Collected data:
---+---
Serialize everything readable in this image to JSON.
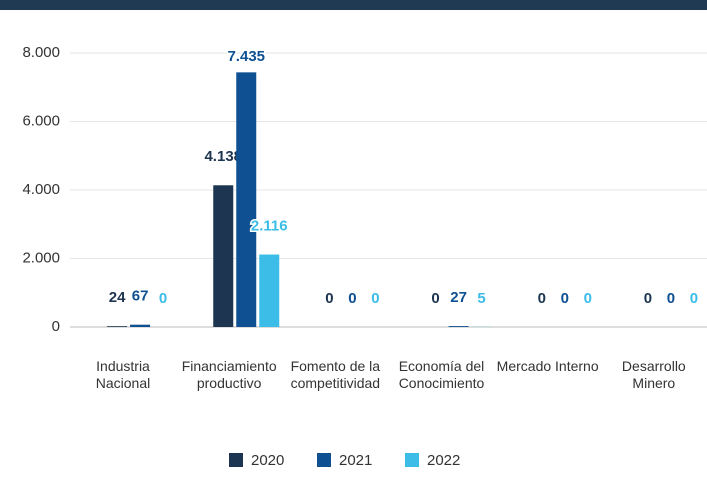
{
  "chart_data": {
    "type": "bar",
    "categories": [
      "Industria Nacional",
      "Financiamiento productivo",
      "Fomento de la competitividad",
      "Economía del Conocimiento",
      "Mercado Interno",
      "Desarrollo Minero"
    ],
    "series": [
      {
        "name": "2020",
        "color": "#1d3550",
        "values": [
          24,
          4138,
          0,
          0,
          0,
          0
        ],
        "value_labels": [
          "24",
          "4.138",
          "0",
          "0",
          "0",
          "0"
        ]
      },
      {
        "name": "2021",
        "color": "#0f5092",
        "values": [
          67,
          7435,
          0,
          27,
          0,
          0
        ],
        "value_labels": [
          "67",
          "7.435",
          "0",
          "27",
          "0",
          "0"
        ]
      },
      {
        "name": "2022",
        "color": "#3bbde8",
        "values": [
          0,
          2116,
          0,
          5,
          0,
          0
        ],
        "value_labels": [
          "0",
          "2.116",
          "0",
          "5",
          "0",
          "0"
        ]
      }
    ],
    "ylim": [
      0,
      8000
    ],
    "yticks": [
      0,
      {
        "value": 2000,
        "label": "2.000"
      },
      {
        "value": 4000,
        "label": "4.000"
      },
      {
        "value": 6000,
        "label": "6.000"
      },
      {
        "value": 8000,
        "label": "8.000"
      }
    ],
    "grid": true,
    "legend": "bottom"
  }
}
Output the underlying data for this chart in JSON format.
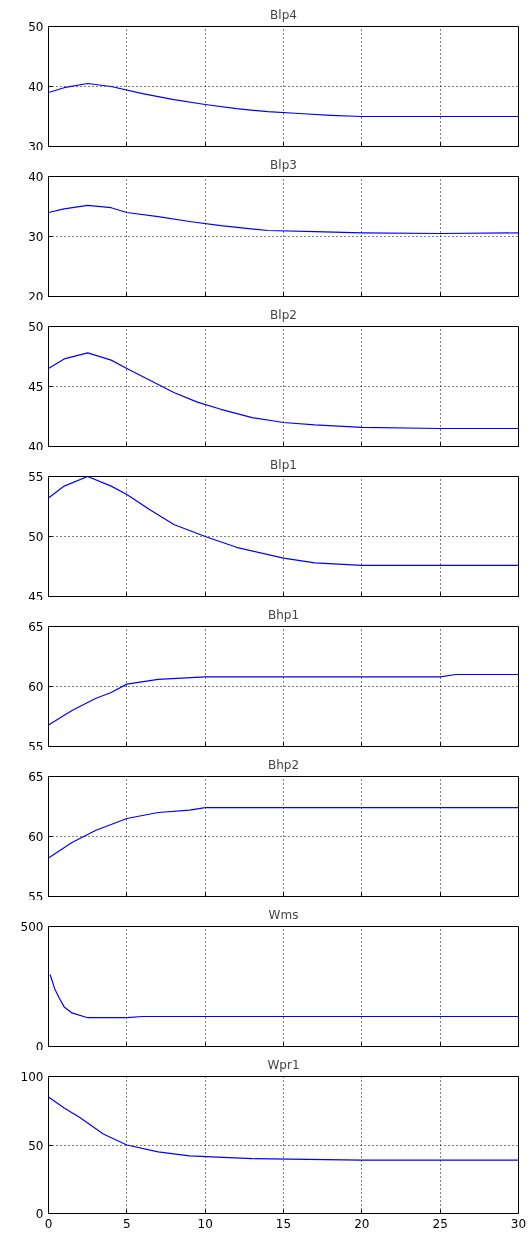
{
  "chart_data": [
    {
      "type": "line",
      "title": "Blp4",
      "xlim": [
        0,
        30
      ],
      "ylim": [
        30,
        50
      ],
      "xticks": [
        0,
        5,
        10,
        15,
        20,
        25,
        30
      ],
      "yticks": [
        30,
        40,
        50
      ],
      "grid": true,
      "tick_labels": "y",
      "series": [
        {
          "color": "#0000ff",
          "x": [
            0,
            1,
            2.5,
            4,
            6,
            8,
            10,
            12,
            14,
            16,
            18,
            20,
            25,
            30
          ],
          "values": [
            39,
            39.8,
            40.5,
            40,
            38.8,
            37.8,
            37,
            36.3,
            35.8,
            35.5,
            35.2,
            35,
            35,
            35
          ]
        }
      ]
    },
    {
      "type": "line",
      "title": "Blp3",
      "xlim": [
        0,
        30
      ],
      "ylim": [
        20,
        40
      ],
      "xticks": [
        0,
        5,
        10,
        15,
        20,
        25,
        30
      ],
      "yticks": [
        20,
        30,
        40
      ],
      "grid": true,
      "tick_labels": "y",
      "series": [
        {
          "color": "#0000ff",
          "x": [
            0,
            1,
            2.5,
            4,
            5,
            7,
            9,
            11,
            14,
            17,
            20,
            25,
            30
          ],
          "values": [
            34,
            34.6,
            35.2,
            34.8,
            34,
            33.3,
            32.5,
            31.8,
            31,
            30.8,
            30.6,
            30.5,
            30.6
          ]
        }
      ]
    },
    {
      "type": "line",
      "title": "Blp2",
      "xlim": [
        0,
        30
      ],
      "ylim": [
        40,
        50
      ],
      "xticks": [
        0,
        5,
        10,
        15,
        20,
        25,
        30
      ],
      "yticks": [
        40,
        45,
        50
      ],
      "grid": true,
      "tick_labels": "y",
      "series": [
        {
          "color": "#0000ff",
          "x": [
            0,
            1,
            2.5,
            4,
            5,
            6.5,
            8,
            9.5,
            11,
            13,
            15,
            17,
            20,
            25,
            30
          ],
          "values": [
            46.5,
            47.3,
            47.8,
            47.2,
            46.5,
            45.5,
            44.5,
            43.7,
            43.1,
            42.4,
            42,
            41.8,
            41.6,
            41.5,
            41.5
          ]
        }
      ]
    },
    {
      "type": "line",
      "title": "Blp1",
      "xlim": [
        0,
        30
      ],
      "ylim": [
        45,
        55
      ],
      "xticks": [
        0,
        5,
        10,
        15,
        20,
        25,
        30
      ],
      "yticks": [
        45,
        50,
        55
      ],
      "grid": true,
      "tick_labels": "y",
      "series": [
        {
          "color": "#0000ff",
          "x": [
            0,
            1,
            2.5,
            4,
            5,
            6.5,
            8,
            10,
            12,
            15,
            17,
            20,
            25,
            30
          ],
          "values": [
            53.2,
            54.2,
            55,
            54.2,
            53.5,
            52.2,
            51,
            50,
            49.1,
            48.2,
            47.8,
            47.6,
            47.6,
            47.6
          ]
        }
      ]
    },
    {
      "type": "line",
      "title": "Bhp1",
      "xlim": [
        0,
        30
      ],
      "ylim": [
        55,
        65
      ],
      "xticks": [
        0,
        5,
        10,
        15,
        20,
        25,
        30
      ],
      "yticks": [
        55,
        60,
        65
      ],
      "grid": true,
      "tick_labels": "y",
      "series": [
        {
          "color": "#0000ff",
          "x": [
            0,
            1.5,
            3,
            4,
            5,
            7,
            10,
            15,
            20,
            25,
            26,
            30
          ],
          "values": [
            56.8,
            58,
            59,
            59.5,
            60.2,
            60.6,
            60.8,
            60.8,
            60.8,
            60.8,
            61,
            61
          ]
        }
      ]
    },
    {
      "type": "line",
      "title": "Bhp2",
      "xlim": [
        0,
        30
      ],
      "ylim": [
        55,
        65
      ],
      "xticks": [
        0,
        5,
        10,
        15,
        20,
        25,
        30
      ],
      "yticks": [
        55,
        60,
        65
      ],
      "grid": true,
      "tick_labels": "y",
      "series": [
        {
          "color": "#0000ff",
          "x": [
            0,
            1.5,
            3,
            5,
            7,
            9,
            10,
            15,
            20,
            25,
            30
          ],
          "values": [
            58.2,
            59.5,
            60.5,
            61.5,
            62,
            62.2,
            62.4,
            62.4,
            62.4,
            62.4,
            62.4
          ]
        }
      ]
    },
    {
      "type": "line",
      "title": "Wms",
      "xlim": [
        0,
        30
      ],
      "ylim": [
        0,
        500
      ],
      "xticks": [
        0,
        5,
        10,
        15,
        20,
        25,
        30
      ],
      "yticks": [
        0,
        500
      ],
      "grid": true,
      "tick_labels": "y",
      "series": [
        {
          "color": "#0000ff",
          "x": [
            0.1,
            0.4,
            0.7,
            1,
            1.5,
            2.5,
            5,
            6,
            10,
            20,
            30
          ],
          "values": [
            300,
            240,
            200,
            165,
            140,
            120,
            120,
            125,
            125,
            125,
            125
          ]
        }
      ]
    },
    {
      "type": "line",
      "title": "Wpr1",
      "xlim": [
        0,
        30
      ],
      "ylim": [
        0,
        100
      ],
      "xticks": [
        0,
        5,
        10,
        15,
        20,
        25,
        30
      ],
      "yticks": [
        0,
        50,
        100
      ],
      "grid": true,
      "series": [
        {
          "color": "#0000ff",
          "x": [
            0,
            1,
            2,
            3.5,
            5,
            7,
            9,
            13,
            20,
            30
          ],
          "values": [
            85,
            77,
            70,
            58,
            50,
            45,
            42,
            40,
            39,
            39
          ]
        }
      ]
    }
  ]
}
---+---
** THE REQUEST **
Of the lines above, how many hold the string "JSON"? Answer with only the number.

** RESULT BELOW **
2